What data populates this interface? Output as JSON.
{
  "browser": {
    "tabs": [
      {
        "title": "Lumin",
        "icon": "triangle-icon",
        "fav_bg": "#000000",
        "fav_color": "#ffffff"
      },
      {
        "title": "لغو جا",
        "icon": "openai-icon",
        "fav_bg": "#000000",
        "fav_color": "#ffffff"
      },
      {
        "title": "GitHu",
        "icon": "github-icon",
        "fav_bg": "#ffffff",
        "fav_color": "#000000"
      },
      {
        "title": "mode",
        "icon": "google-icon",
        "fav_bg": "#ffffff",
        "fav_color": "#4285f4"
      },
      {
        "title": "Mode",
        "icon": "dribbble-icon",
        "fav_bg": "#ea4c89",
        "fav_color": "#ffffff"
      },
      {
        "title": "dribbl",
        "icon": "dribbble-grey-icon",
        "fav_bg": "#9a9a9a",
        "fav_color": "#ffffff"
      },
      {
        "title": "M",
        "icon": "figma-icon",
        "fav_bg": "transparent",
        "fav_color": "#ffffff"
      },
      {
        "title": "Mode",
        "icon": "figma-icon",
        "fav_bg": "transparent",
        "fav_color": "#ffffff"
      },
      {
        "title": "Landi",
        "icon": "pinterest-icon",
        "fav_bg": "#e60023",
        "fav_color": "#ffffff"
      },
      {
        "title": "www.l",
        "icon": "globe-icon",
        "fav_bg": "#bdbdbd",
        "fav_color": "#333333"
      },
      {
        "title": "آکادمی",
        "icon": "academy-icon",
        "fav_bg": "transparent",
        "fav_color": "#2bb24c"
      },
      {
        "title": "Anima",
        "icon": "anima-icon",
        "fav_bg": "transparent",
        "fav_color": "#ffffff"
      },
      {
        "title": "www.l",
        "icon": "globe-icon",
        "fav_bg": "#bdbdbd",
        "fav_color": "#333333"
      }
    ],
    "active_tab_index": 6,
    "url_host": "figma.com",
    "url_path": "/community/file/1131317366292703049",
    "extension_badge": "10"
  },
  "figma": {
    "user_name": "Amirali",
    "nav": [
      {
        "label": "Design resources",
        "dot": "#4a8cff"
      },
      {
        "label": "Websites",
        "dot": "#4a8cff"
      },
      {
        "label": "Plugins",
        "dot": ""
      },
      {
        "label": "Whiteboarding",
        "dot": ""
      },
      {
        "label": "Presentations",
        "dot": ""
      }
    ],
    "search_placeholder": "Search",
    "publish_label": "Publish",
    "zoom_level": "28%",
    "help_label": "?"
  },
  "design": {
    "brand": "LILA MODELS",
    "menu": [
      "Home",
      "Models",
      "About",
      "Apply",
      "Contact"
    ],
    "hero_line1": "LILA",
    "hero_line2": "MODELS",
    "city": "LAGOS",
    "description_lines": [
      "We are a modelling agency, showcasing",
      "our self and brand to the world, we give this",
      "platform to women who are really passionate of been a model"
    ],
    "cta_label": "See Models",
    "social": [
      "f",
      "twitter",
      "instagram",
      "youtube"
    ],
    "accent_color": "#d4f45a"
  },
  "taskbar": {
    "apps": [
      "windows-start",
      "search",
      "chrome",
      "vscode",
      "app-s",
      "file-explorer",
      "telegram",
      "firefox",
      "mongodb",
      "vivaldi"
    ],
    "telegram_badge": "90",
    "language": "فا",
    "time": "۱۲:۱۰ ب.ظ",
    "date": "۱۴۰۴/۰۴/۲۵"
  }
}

********

→ Written exercise:
Write out the data exactly as it stands.

→ Complete answer:
What data populates this interface? Output as JSON.
{
  "browser": {
    "tabs": [
      {
        "title": "Lumin",
        "icon": "triangle-icon",
        "fav_bg": "#000000",
        "fav_color": "#ffffff"
      },
      {
        "title": "لغو جا",
        "icon": "openai-icon",
        "fav_bg": "#000000",
        "fav_color": "#ffffff"
      },
      {
        "title": "GitHu",
        "icon": "github-icon",
        "fav_bg": "#ffffff",
        "fav_color": "#000000"
      },
      {
        "title": "mode",
        "icon": "google-icon",
        "fav_bg": "#ffffff",
        "fav_color": "#4285f4"
      },
      {
        "title": "Mode",
        "icon": "dribbble-icon",
        "fav_bg": "#ea4c89",
        "fav_color": "#ffffff"
      },
      {
        "title": "dribbl",
        "icon": "dribbble-grey-icon",
        "fav_bg": "#9a9a9a",
        "fav_color": "#ffffff"
      },
      {
        "title": "M",
        "icon": "figma-icon",
        "fav_bg": "transparent",
        "fav_color": "#ffffff"
      },
      {
        "title": "Mode",
        "icon": "figma-icon",
        "fav_bg": "transparent",
        "fav_color": "#ffffff"
      },
      {
        "title": "Landi",
        "icon": "pinterest-icon",
        "fav_bg": "#e60023",
        "fav_color": "#ffffff"
      },
      {
        "title": "www.l",
        "icon": "globe-icon",
        "fav_bg": "#bdbdbd",
        "fav_color": "#333333"
      },
      {
        "title": "آکادمی",
        "icon": "academy-icon",
        "fav_bg": "transparent",
        "fav_color": "#2bb24c"
      },
      {
        "title": "Anima",
        "icon": "anima-icon",
        "fav_bg": "transparent",
        "fav_color": "#ffffff"
      },
      {
        "title": "www.l",
        "icon": "globe-icon",
        "fav_bg": "#bdbdbd",
        "fav_color": "#333333"
      }
    ],
    "active_tab_index": 6,
    "url_host": "figma.com",
    "url_path": "/community/file/1131317366292703049",
    "extension_badge": "10"
  },
  "figma": {
    "user_name": "Amirali",
    "nav": [
      {
        "label": "Design resources",
        "dot": "#4a8cff"
      },
      {
        "label": "Websites",
        "dot": "#4a8cff"
      },
      {
        "label": "Plugins",
        "dot": ""
      },
      {
        "label": "Whiteboarding",
        "dot": ""
      },
      {
        "label": "Presentations",
        "dot": ""
      }
    ],
    "search_placeholder": "Search",
    "publish_label": "Publish",
    "zoom_level": "28%",
    "help_label": "?"
  },
  "design": {
    "brand": "LILA MODELS",
    "menu": [
      "Home",
      "Models",
      "About",
      "Apply",
      "Contact"
    ],
    "hero_line1": "LILA",
    "hero_line2": "MODELS",
    "city": "LAGOS",
    "description_lines": [
      "We are a modelling agency, showcasing",
      "our self and brand to the world, we give this",
      "platform to women who are really passionate of been a model"
    ],
    "cta_label": "See Models",
    "social": [
      "f",
      "twitter",
      "instagram",
      "youtube"
    ],
    "accent_color": "#d4f45a"
  },
  "taskbar": {
    "apps": [
      "windows-start",
      "search",
      "chrome",
      "vscode",
      "app-s",
      "file-explorer",
      "telegram",
      "firefox",
      "mongodb",
      "vivaldi"
    ],
    "telegram_badge": "90",
    "language": "فا",
    "time": "۱۲:۱۰ ب.ظ",
    "date": "۱۴۰۴/۰۴/۲۵"
  }
}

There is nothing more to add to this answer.